Источник:
--
Практически здесь на стороне анархизма есть один очень веский аргумент, как мне представляется. Это то, что всякий раз, когда исторически он хотя бы отчасти имел возможность воплотиться, пусть ненадолго, всякий раз это бывало настолько прекрасно, что мы храним эту память до сих пор и собираем эти прецеденты, эпизоды, восхищаясь ими и не веря в то, что такие необычайные периоды вообще переживало человечество. Анархизм всеми абсолютно системами дискредитировался с самых разных сторон, и поэтому он, пожалуй, самое оклеветанное такое учение, которое никогда не имело возможности воплотиться в полной мере. Потому что всякий раз приходила какая-то диктатура и била всех молотком по голове и говорила, что теперь будут говорить пушки, а вот вы все сядете в тюрьмы и будете казнены.

Но все эпизоды, которые мы можем наблюдать в истории либертарных обществ, как сейчас их в течение уже более чем 100 лет называют, то есть обществ свободных и построенных по принципу анархизма, — вот, собственно, там действительно имело место соединение, гармоничное соединение коллективного и индивидуального. Что это может быть? Мы можем здесь говорить об опыте Кронштадта, вольного Кронштадта, который задокументирован множеством его свидетелей как самая многообещающая, подающая надежды точка вообще социалистического, на тот момент еще не очень радикально отмежевавшегося от марксизма проекта. Собственно, размежевание произошло после того, как оказалось, что марксизм в действительности на практике себя как-то иначе осуществляет, нежели анархизм, хотя риторически часто они совпадали.
--
Письменное задание A: Перепишите без изменений строки из записей ниже, от строки с «780, 930, 810]» до строки с «facility-users-link[interactable]: Facility Use», включая обе.

Материал для упражнения:
--
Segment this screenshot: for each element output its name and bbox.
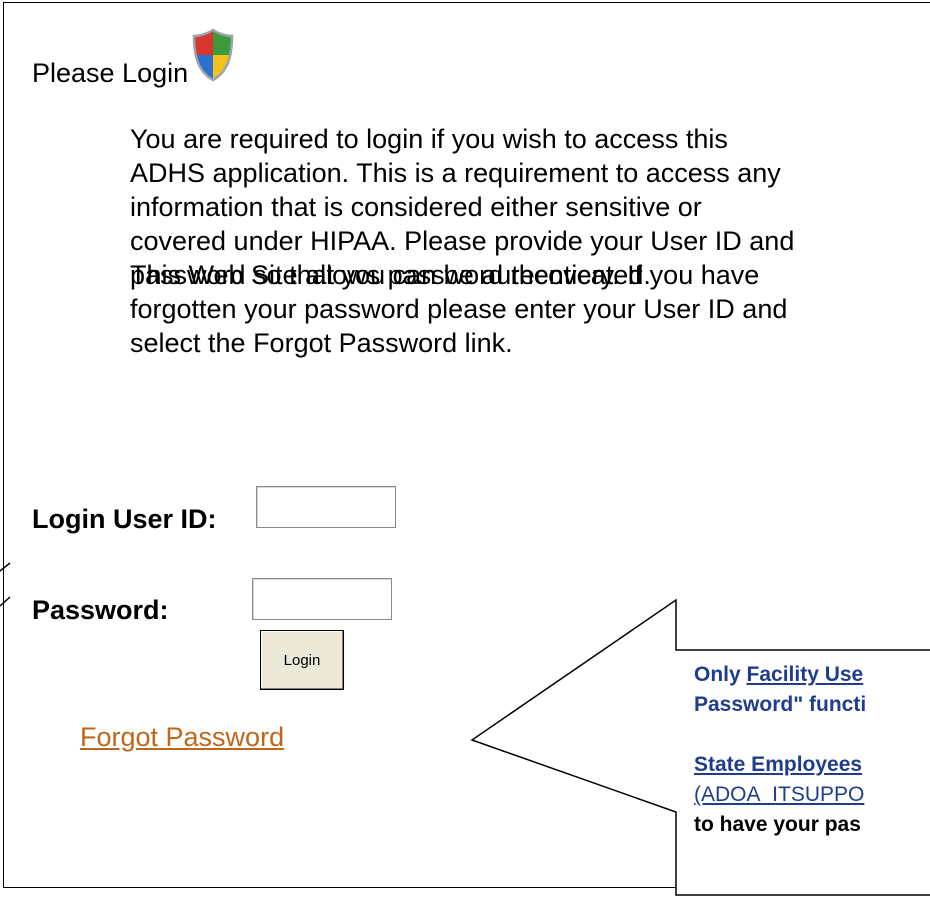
adoa-itsupport-link[interactable]: (ADOA_ITSUPPO [694, 780, 930, 810]
callout-text: Only Facility Use Password" functi State… [694, 660, 930, 840]
user-id-label: Login User ID: [32, 504, 217, 534]
shield-icon [191, 28, 235, 87]
title-row: Please Login [32, 28, 235, 89]
callout-line-prefix: Only [694, 663, 747, 686]
intro-line: information that is considered either se… [130, 192, 702, 222]
user-id-input[interactable] [256, 486, 396, 528]
password-input[interactable] [252, 578, 392, 620]
callout-line: Only Facility Use [694, 660, 930, 690]
intro-line: You are required to login if you wish to… [130, 124, 728, 154]
recovery-line: forgotten your password please enter you… [130, 294, 788, 324]
password-label: Password: [32, 595, 169, 625]
callout-line: Password" functi [694, 693, 867, 716]
login-button[interactable]: Login [260, 630, 344, 690]
facility-users-link[interactable]: Facility Use [747, 663, 864, 686]
intro-line: ADHS application. This is a requirement … [130, 158, 781, 188]
forgot-password-link[interactable]: Forgot Password [80, 722, 284, 753]
page-title: Please Login [32, 58, 189, 88]
recovery-line: This Web Site allows password recovery. … [130, 260, 760, 290]
intro-line: covered under HIPAA. Please provide your… [130, 226, 795, 256]
callout-spacer [694, 720, 930, 750]
recovery-paragraph: This Web Site allows password recovery. … [130, 258, 930, 360]
state-employees-link[interactable]: State Employees [694, 750, 930, 780]
callout-line: to have your pas [694, 813, 861, 836]
recovery-line: select the Forgot Password link. [130, 328, 513, 358]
--
Письменное задание B: Напишите продолжение текста об анархизме, начав сразу после его последнего предложения.

Результат упражнения A:
adoa-itsupport-link[interactable]: (ADOA_ITSUPPO [694, 780, 930, 810]
callout-text: Only Facility Use Password" functi State… [694, 660, 930, 840]
user-id-label: Login User ID: [32, 504, 217, 534]
shield-icon [191, 28, 235, 87]
title-row: Please Login [32, 28, 235, 89]
callout-line-prefix: Only [694, 663, 747, 686]
intro-line: information that is considered either se… [130, 192, 702, 222]
user-id-input[interactable] [256, 486, 396, 528]
password-input[interactable] [252, 578, 392, 620]
callout-line: Only Facility Use [694, 660, 930, 690]
intro-line: You are required to login if you wish to… [130, 124, 728, 154]
recovery-line: forgotten your password please enter you… [130, 294, 788, 324]
password-label: Password: [32, 595, 169, 625]
callout-line: Password" functi [694, 693, 867, 716]
login-button[interactable]: Login [260, 630, 344, 690]
facility-users-link[interactable]: Facility Use [747, 663, 864, 686]

Результат упражнения B:
Короче говоря, Кронштадт — это один из опытов, лишь один из опытов. Но мы можем говорить об освобожденных махновских городах, когда действительно самоуправление становилось всякий раз первым, что начиналось в этих городах после того, как армия входила в этот город, вставая периметром и не вмешиваясь в дела самого сообщества, но лишь защищая его от набегов со стороны красных и белых. Или это могут быть общества, далекие от нас, такие как Общество Зоми, о которой пишет Джеймс Скотт в своей большой работе «Искусство быть неподвластным». У него на самом деле много работ на эту тему, но вот Зоми — это один из таких ярких примеров. И можно назвать с десяток таких антропологов, которые исследуют и исследовали общества разных периодов и разных регионов планеты. В общем, огромная панорама. И, мне кажется, репрезентация этой панорамы чрезвычайно важна для того, чтобы увидеть, как многое уже удавалось, вопреки самым чудовищным условиям. Но мы знаем, что против лома сложно придумать какие-то приемы. И когда говорят «самолеты Гитлера», очень сложно что-то им возразить риторически или, не знаю, там на уровне горизонтального сообщества. И драма в том, что это не делает сам проект неправильным. Уязвимость никогда не становится свидетельством.

Что именно в идеях анархизма кажется вам сегодня особенно важным и привлекательным?

— Самоуправление, прежде всего. То есть политика в смысле, в живом смысле этого слова, политика не как администрирование, не как управление, да. Когда приходят какие-то правильные эксперты и говорят: «Так, сейчас мы вам тут все организуем, вы только главное слушайтесь, вы неразумные массы, мы вам сейчас все объясним, и вообще давайте-ка делегируйте нам свои полномочия, свои голоса, а мы за вас все решим».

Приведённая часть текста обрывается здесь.